EXERCISE OBJECTIVE.
Find all the lines with "продления" and gather them.
#### RECORDS SUPPLIED ####
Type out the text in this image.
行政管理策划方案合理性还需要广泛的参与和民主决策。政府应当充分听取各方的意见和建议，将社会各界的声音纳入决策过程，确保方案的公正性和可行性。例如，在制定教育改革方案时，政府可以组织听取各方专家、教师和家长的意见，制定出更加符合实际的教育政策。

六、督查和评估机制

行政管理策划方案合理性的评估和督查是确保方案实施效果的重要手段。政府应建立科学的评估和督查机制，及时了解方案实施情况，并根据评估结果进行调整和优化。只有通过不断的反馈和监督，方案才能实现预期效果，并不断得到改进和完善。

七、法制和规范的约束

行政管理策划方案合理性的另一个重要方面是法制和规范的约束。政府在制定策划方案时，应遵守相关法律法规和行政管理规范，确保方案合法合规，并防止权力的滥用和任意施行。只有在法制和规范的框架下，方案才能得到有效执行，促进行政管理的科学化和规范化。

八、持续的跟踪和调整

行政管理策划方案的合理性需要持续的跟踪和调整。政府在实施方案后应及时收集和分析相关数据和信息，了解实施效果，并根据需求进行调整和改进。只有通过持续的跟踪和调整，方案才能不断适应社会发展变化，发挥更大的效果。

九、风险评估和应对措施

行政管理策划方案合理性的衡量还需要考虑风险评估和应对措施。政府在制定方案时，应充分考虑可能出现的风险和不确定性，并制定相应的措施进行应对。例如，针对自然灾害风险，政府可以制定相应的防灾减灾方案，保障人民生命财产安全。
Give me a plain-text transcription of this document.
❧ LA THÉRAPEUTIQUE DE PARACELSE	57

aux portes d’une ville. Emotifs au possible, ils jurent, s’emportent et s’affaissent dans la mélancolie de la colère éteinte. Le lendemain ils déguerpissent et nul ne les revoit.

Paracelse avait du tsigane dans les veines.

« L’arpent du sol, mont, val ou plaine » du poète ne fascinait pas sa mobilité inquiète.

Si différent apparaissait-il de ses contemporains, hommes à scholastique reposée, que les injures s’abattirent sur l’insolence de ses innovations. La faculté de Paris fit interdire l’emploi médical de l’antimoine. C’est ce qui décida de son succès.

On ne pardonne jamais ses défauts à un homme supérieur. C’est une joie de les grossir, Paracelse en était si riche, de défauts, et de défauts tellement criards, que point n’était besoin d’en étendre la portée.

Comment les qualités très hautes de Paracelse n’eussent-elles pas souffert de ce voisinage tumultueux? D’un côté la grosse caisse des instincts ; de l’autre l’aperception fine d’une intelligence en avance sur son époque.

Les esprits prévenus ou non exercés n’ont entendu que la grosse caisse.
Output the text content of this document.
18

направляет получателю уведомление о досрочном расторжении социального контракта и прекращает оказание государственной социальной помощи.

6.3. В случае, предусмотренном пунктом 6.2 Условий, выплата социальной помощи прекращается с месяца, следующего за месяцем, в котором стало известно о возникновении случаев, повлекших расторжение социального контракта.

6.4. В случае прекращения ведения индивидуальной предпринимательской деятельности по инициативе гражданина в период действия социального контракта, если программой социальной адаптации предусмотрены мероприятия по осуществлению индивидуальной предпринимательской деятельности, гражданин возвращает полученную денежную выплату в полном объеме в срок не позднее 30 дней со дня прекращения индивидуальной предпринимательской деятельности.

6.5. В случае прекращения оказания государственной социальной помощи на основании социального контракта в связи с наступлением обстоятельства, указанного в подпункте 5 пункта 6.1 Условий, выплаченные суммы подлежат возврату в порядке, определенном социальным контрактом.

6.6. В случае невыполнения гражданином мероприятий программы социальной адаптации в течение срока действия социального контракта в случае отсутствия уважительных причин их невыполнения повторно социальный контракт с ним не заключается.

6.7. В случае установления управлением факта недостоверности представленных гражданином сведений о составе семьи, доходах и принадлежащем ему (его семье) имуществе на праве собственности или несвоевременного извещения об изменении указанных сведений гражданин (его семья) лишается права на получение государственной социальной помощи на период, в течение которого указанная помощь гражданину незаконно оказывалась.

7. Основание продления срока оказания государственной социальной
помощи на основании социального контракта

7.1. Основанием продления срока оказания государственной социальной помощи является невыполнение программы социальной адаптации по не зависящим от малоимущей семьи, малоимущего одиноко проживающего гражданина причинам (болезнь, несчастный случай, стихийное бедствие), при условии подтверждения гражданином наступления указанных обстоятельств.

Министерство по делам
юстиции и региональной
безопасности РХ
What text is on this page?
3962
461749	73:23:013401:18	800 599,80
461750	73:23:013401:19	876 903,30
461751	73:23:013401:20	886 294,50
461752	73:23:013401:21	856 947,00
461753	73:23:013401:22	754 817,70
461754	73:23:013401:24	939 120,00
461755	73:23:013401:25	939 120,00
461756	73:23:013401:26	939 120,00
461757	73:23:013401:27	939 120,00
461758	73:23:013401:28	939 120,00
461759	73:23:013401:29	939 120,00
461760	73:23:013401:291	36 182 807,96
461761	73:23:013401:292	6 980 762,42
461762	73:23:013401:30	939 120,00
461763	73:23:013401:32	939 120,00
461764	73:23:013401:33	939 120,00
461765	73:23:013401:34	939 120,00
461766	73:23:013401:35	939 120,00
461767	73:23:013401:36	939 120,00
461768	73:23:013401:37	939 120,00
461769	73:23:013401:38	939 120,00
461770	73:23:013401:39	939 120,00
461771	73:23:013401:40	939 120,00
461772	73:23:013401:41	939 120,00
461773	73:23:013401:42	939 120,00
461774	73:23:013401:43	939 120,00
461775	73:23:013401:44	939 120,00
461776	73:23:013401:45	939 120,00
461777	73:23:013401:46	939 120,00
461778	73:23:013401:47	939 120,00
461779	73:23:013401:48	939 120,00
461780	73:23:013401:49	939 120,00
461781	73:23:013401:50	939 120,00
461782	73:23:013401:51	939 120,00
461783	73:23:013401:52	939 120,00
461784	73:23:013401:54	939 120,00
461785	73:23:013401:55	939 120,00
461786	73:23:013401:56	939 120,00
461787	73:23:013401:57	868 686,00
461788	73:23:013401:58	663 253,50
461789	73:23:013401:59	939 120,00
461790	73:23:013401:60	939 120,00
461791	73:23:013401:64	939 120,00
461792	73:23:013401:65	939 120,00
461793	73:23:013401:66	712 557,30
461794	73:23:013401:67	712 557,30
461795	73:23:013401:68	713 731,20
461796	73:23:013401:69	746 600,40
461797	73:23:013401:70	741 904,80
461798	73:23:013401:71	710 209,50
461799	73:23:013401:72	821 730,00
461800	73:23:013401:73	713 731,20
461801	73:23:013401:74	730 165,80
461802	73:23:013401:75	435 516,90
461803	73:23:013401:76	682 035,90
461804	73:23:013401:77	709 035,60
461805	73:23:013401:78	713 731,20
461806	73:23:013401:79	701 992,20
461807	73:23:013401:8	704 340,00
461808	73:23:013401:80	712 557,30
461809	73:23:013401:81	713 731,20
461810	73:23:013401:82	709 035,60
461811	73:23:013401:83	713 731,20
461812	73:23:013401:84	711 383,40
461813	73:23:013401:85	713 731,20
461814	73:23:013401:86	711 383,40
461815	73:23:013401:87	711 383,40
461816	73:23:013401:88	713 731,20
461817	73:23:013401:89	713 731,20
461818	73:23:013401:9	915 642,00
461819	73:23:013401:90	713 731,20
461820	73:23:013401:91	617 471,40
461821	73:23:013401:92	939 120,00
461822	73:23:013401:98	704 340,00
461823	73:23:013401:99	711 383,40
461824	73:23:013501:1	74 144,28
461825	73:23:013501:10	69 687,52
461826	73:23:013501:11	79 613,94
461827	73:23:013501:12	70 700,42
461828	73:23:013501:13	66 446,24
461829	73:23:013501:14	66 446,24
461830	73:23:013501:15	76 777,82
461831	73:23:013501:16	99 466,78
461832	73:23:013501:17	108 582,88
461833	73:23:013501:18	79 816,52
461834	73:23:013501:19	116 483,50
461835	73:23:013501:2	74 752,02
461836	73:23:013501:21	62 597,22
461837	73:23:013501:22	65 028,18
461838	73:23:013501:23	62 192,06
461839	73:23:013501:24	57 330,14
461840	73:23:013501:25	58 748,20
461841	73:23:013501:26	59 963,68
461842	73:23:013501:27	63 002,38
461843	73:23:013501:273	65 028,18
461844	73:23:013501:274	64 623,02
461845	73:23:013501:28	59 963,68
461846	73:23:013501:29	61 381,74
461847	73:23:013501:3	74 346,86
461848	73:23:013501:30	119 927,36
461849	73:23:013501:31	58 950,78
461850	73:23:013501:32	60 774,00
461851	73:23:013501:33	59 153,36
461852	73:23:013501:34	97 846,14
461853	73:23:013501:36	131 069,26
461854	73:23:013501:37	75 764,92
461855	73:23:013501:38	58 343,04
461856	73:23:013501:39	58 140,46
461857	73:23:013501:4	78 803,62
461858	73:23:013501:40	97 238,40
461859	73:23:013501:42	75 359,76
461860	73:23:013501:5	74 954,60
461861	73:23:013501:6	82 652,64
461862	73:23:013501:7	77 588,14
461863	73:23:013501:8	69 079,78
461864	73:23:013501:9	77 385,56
####
CORRECT ANSWER.
7. Основание продления срока оказания государственной социальной
7.1. Основанием продления срока оказания государственной социальной помощи является невыполнение программы социальной адаптации по не зависящим от малоимущей семьи, малоимущего одиноко проживающего гражданина причинам (болезнь, несчастный случай, стихийное бедствие), при условии подтверждения гражданином наступления указанных обстоятельств.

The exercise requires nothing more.